───── Exercise inputs

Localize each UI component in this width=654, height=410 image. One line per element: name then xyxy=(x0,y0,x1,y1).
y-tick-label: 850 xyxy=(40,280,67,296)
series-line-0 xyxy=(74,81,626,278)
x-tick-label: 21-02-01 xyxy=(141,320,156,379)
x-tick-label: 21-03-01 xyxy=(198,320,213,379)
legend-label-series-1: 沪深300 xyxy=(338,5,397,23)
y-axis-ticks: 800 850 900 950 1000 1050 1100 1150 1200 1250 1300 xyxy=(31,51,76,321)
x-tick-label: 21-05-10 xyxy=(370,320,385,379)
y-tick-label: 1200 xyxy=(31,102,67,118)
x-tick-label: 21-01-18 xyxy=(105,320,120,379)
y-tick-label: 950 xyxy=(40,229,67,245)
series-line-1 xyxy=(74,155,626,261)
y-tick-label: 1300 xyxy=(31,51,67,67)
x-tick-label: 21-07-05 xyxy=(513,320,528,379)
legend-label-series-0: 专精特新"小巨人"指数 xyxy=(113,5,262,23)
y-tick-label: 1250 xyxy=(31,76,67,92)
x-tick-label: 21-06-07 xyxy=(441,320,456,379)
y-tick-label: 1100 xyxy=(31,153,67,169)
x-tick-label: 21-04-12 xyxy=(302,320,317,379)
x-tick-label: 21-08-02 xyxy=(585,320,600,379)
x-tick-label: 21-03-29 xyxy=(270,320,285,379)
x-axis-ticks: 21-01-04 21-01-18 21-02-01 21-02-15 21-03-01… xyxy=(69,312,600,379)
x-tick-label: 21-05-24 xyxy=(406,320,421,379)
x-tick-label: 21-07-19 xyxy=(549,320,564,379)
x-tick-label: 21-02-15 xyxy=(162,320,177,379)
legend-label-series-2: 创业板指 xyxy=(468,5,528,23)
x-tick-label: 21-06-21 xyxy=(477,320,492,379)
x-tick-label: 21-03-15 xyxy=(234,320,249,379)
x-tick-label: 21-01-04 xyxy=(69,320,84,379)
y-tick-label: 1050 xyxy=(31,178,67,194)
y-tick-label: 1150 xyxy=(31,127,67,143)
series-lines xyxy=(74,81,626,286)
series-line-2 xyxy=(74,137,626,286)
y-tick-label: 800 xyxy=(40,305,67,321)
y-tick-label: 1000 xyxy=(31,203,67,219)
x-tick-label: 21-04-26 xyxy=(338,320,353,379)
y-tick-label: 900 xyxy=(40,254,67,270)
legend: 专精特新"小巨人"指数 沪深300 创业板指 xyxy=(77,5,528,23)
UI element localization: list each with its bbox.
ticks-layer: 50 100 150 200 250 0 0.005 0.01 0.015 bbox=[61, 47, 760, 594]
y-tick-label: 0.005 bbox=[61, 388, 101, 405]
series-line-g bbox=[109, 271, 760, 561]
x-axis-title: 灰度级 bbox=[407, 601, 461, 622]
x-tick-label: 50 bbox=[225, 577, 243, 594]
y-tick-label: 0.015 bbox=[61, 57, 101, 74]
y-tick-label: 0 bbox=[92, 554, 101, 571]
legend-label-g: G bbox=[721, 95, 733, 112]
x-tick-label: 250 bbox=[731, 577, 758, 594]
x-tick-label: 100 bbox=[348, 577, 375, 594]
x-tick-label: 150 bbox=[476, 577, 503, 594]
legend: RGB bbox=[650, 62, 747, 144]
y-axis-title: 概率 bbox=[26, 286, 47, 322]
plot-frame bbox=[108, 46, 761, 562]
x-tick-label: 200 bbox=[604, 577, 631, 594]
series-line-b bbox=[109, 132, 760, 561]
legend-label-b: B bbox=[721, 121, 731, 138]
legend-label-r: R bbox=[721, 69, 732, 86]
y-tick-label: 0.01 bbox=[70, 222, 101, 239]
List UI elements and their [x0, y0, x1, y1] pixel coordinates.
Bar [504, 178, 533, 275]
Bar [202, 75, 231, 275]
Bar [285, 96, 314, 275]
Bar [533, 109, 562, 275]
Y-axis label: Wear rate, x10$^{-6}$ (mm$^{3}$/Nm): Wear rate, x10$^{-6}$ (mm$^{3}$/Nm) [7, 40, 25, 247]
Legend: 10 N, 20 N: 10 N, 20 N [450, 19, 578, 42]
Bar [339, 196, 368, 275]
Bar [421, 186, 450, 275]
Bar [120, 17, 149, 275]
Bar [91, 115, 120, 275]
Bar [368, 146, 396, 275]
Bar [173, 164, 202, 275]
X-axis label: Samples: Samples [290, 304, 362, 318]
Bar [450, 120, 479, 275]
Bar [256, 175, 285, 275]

──────────

Work to do:
Repeat all of the items above word for word, from the first line to the last.

Full answer:
Localize each UI component in this width=654, height=410 image. One line per element: name then xyxy=(x0,y0,x1,y1).
y-tick-label: 850 xyxy=(40,280,67,296)
series-line-0 xyxy=(74,81,626,278)
x-tick-label: 21-02-01 xyxy=(141,320,156,379)
x-tick-label: 21-03-01 xyxy=(198,320,213,379)
legend-label-series-1: 沪深300 xyxy=(338,5,397,23)
y-axis-ticks: 800 850 900 950 1000 1050 1100 1150 1200 1250 1300 xyxy=(31,51,76,321)
x-tick-label: 21-05-10 xyxy=(370,320,385,379)
y-tick-label: 1200 xyxy=(31,102,67,118)
x-tick-label: 21-01-18 xyxy=(105,320,120,379)
y-tick-label: 950 xyxy=(40,229,67,245)
series-line-1 xyxy=(74,155,626,261)
y-tick-label: 1300 xyxy=(31,51,67,67)
x-tick-label: 21-07-05 xyxy=(513,320,528,379)
legend-label-series-0: 专精特新"小巨人"指数 xyxy=(113,5,262,23)
y-tick-label: 1250 xyxy=(31,76,67,92)
x-tick-label: 21-06-07 xyxy=(441,320,456,379)
y-tick-label: 1100 xyxy=(31,153,67,169)
x-tick-label: 21-04-12 xyxy=(302,320,317,379)
x-tick-label: 21-08-02 xyxy=(585,320,600,379)
x-tick-label: 21-03-29 xyxy=(270,320,285,379)
x-axis-ticks: 21-01-04 21-01-18 21-02-01 21-02-15 21-03-01… xyxy=(69,312,600,379)
x-tick-label: 21-05-24 xyxy=(406,320,421,379)
x-tick-label: 21-07-19 xyxy=(549,320,564,379)
x-tick-label: 21-02-15 xyxy=(162,320,177,379)
legend-label-series-2: 创业板指 xyxy=(468,5,528,23)
x-tick-label: 21-06-21 xyxy=(477,320,492,379)
x-tick-label: 21-03-15 xyxy=(234,320,249,379)
x-tick-label: 21-01-04 xyxy=(69,320,84,379)
y-tick-label: 1050 xyxy=(31,178,67,194)
y-tick-label: 1150 xyxy=(31,127,67,143)
series-lines xyxy=(74,81,626,286)
series-line-2 xyxy=(74,137,626,286)
y-tick-label: 800 xyxy=(40,305,67,321)
y-tick-label: 1000 xyxy=(31,203,67,219)
x-tick-label: 21-04-26 xyxy=(338,320,353,379)
y-tick-label: 900 xyxy=(40,254,67,270)
legend: 专精特新"小巨人"指数 沪深300 创业板指 xyxy=(77,5,528,23)
UI element localization: list each with its bbox.
ticks-layer: 50 100 150 200 250 0 0.005 0.01 0.015 bbox=[61, 47, 760, 594]
y-tick-label: 0.005 bbox=[61, 388, 101, 405]
series-line-g bbox=[109, 271, 760, 561]
x-axis-title: 灰度级 bbox=[407, 601, 461, 622]
x-tick-label: 50 bbox=[225, 577, 243, 594]
y-tick-label: 0.015 bbox=[61, 57, 101, 74]
y-tick-label: 0 bbox=[92, 554, 101, 571]
legend-label-g: G bbox=[721, 95, 733, 112]
x-tick-label: 250 bbox=[731, 577, 758, 594]
x-tick-label: 100 bbox=[348, 577, 375, 594]
x-tick-label: 150 bbox=[476, 577, 503, 594]
legend: RGB bbox=[650, 62, 747, 144]
y-axis-title: 概率 bbox=[26, 286, 47, 322]
plot-frame bbox=[108, 46, 761, 562]
x-tick-label: 200 bbox=[604, 577, 631, 594]
series-line-b bbox=[109, 132, 760, 561]
legend-label-b: B bbox=[721, 121, 731, 138]
legend-label-r: R bbox=[721, 69, 732, 86]
y-tick-label: 0.01 bbox=[70, 222, 101, 239]
List UI elements and their [x0, y0, x1, y1] pixel coordinates.
Bar [504, 178, 533, 275]
Bar [202, 75, 231, 275]
Bar [285, 96, 314, 275]
Bar [533, 109, 562, 275]
Y-axis label: Wear rate, x10$^{-6}$ (mm$^{3}$/Nm): Wear rate, x10$^{-6}$ (mm$^{3}$/Nm) [7, 40, 25, 247]
Legend: 10 N, 20 N: 10 N, 20 N [450, 19, 578, 42]
Bar [339, 196, 368, 275]
Bar [421, 186, 450, 275]
Bar [120, 17, 149, 275]
Bar [91, 115, 120, 275]
Bar [368, 146, 396, 275]
Bar [173, 164, 202, 275]
X-axis label: Samples: Samples [290, 304, 362, 318]
Bar [450, 120, 479, 275]
Bar [256, 175, 285, 275]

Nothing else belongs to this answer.